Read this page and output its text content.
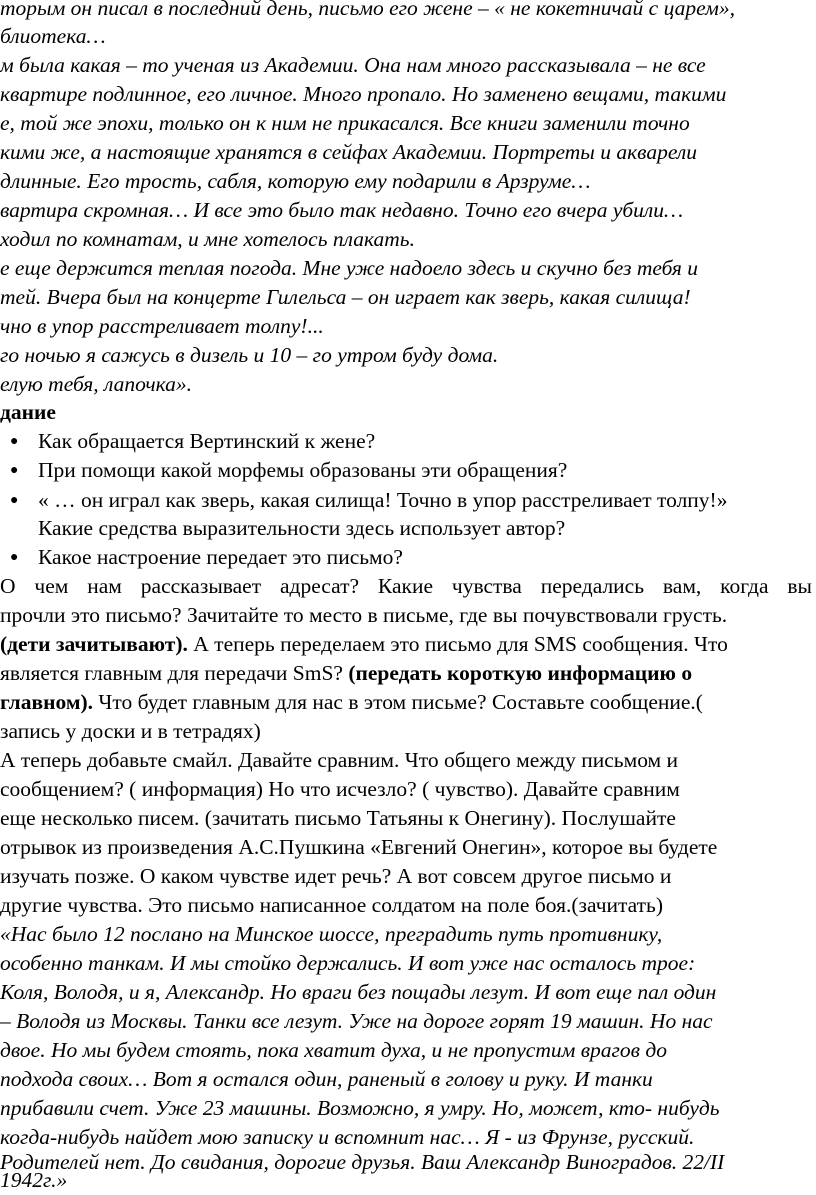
торым он писал в последний день, письмо его жене – « не кокетничай с царем»,
блиотека…
м была какая – то ученая из Академии. Она нам много рассказывала – не все
квартире подлинное, его личное. Много пропало. Но заменено вещами, такими
е, той же эпохи, только он к ним не прикасался. Все книги заменили точно
кими же, а настоящие хранятся в сейфах Академии. Портреты и акварели
длинные. Его трость, сабля, которую ему подарили в Арзруме…
вартира скромная… И все это было так недавно. Точно его вчера убили…
ходил по комнатам, и мне хотелось плакать.
е еще держится теплая погода. Мне уже надоело здесь и скучно без тебя и
тей. Вчера был на концерте Гилельса – он играет как зверь, какая силища!
чно в упор расстреливает толпу!...
го ночью я сажусь в дизель и 10 – го утром буду дома.
елую тебя, лапочка».
дание
● Как обращается Вертинский к жене?
● При помощи какой морфемы образованы эти обращения?
● « … он играл как зверь, какая силища! Точно в упор расстреливает толпу!»
Какие средства выразительности здесь использует автор?
● Какое настроение передает это письмо?
О чем нам рассказывает адресат? Какие чувства передались вам, когда вы
прочли это письмо? Зачитайте то место в письме, где вы почувствовали грусть.
(дети зачитывают). А теперь переделаем это письмо для SMS сообщения. Что
является главным для передачи SmS? (передать короткую информацию о
главном). Что будет главным для нас в этом письме? Составьте сообщение.(
запись у доски и в тетрадях)
А теперь добавьте смайл. Давайте сравним. Что общего между письмом и
сообщением? ( информация) Но что исчезло? ( чувство). Давайте сравним
еще несколько писем. (зачитать письмо Татьяны к Онегину). Послушайте
отрывок из произведения А.С.Пушкина «Евгений Онегин», которое вы будете
изучать позже. О каком чувстве идет речь? А вот совсем другое письмо и
другие чувства. Это письмо написанное солдатом на поле боя.(зачитать)
«Нас было 12 послано на Минское шоссе, преградить путь противнику,
особенно танкам. И мы стойко держались. И вот уже нас осталось трое:
Коля, Володя, и я, Александр. Но враги без пощады лезут. И вот еще пал один
– Володя из Москвы. Танки все лезут. Уже на дороге горят 19 машин. Но нас
двое. Но мы будем стоять, пока хватит духа, и не пропустим врагов до
подхода своих… Вот я остался один, раненый в голову и руку. И танки
прибавили счет. Уже 23 машины. Возможно, я умру. Но, может, кто- нибудь
когда-нибудь найдет мою записку и вспомнит нас… Я - из Фрунзе, русский.
Родителей нет. До свидания, дорогие друзья. Ваш Александр Виноградов. 22/II
1942г.»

^^^^

Written request → Pictures in the records should not appear in your copy, but everything else must be transcribed exactly.

Solution to the exercise →
Read this page and output its text content.
торым он писал в последний день, письмо его жене – « не кокетничай с царем»,
блиотека…
м была какая – то ученая из Академии. Она нам много рассказывала – не все
квартире подлинное, его личное. Много пропало. Но заменено вещами, такими
е, той же эпохи, только он к ним не прикасался. Все книги заменили точно
кими же, а настоящие хранятся в сейфах Академии. Портреты и акварели
длинные. Его трость, сабля, которую ему подарили в Арзруме…
вартира скромная… И все это было так недавно. Точно его вчера убили…
ходил по комнатам, и мне хотелось плакать.
е еще держится теплая погода. Мне уже надоело здесь и скучно без тебя и
тей. Вчера был на концерте Гилельса – он играет как зверь, какая силища!
чно в упор расстреливает толпу!...
го ночью я сажусь в дизель и 10 – го утром буду дома.
елую тебя, лапочка».
дание
● Как обращается Вертинский к жене?
● При помощи какой морфемы образованы эти обращения?
● « … он играл как зверь, какая силища! Точно в упор расстреливает толпу!»
Какие средства выразительности здесь использует автор?
● Какое настроение передает это письмо?
О чем нам рассказывает адресат? Какие чувства передались вам, когда вы
прочли это письмо? Зачитайте то место в письме, где вы почувствовали грусть.
(дети зачитывают). А теперь переделаем это письмо для SMS сообщения. Что
является главным для передачи SmS? (передать короткую информацию о
главном). Что будет главным для нас в этом письме? Составьте сообщение.(
запись у доски и в тетрадях)
А теперь добавьте смайл. Давайте сравним. Что общего между письмом и
сообщением? ( информация) Но что исчезло? ( чувство). Давайте сравним
еще несколько писем. (зачитать письмо Татьяны к Онегину). Послушайте
отрывок из произведения А.С.Пушкина «Евгений Онегин», которое вы будете
изучать позже. О каком чувстве идет речь? А вот совсем другое письмо и
другие чувства. Это письмо написанное солдатом на поле боя.(зачитать)
«Нас было 12 послано на Минское шоссе, преградить путь противнику,
особенно танкам. И мы стойко держались. И вот уже нас осталось трое:
Коля, Володя, и я, Александр. Но враги без пощады лезут. И вот еще пал один
– Володя из Москвы. Танки все лезут. Уже на дороге горят 19 машин. Но нас
двое. Но мы будем стоять, пока хватит духа, и не пропустим врагов до
подхода своих… Вот я остался один, раненый в голову и руку. И танки
прибавили счет. Уже 23 машины. Возможно, я умру. Но, может, кто- нибудь
когда-нибудь найдет мою записку и вспомнит нас… Я - из Фрунзе, русский.
Родителей нет. До свидания, дорогие друзья. Ваш Александр Виноградов. 22/II
1942г.»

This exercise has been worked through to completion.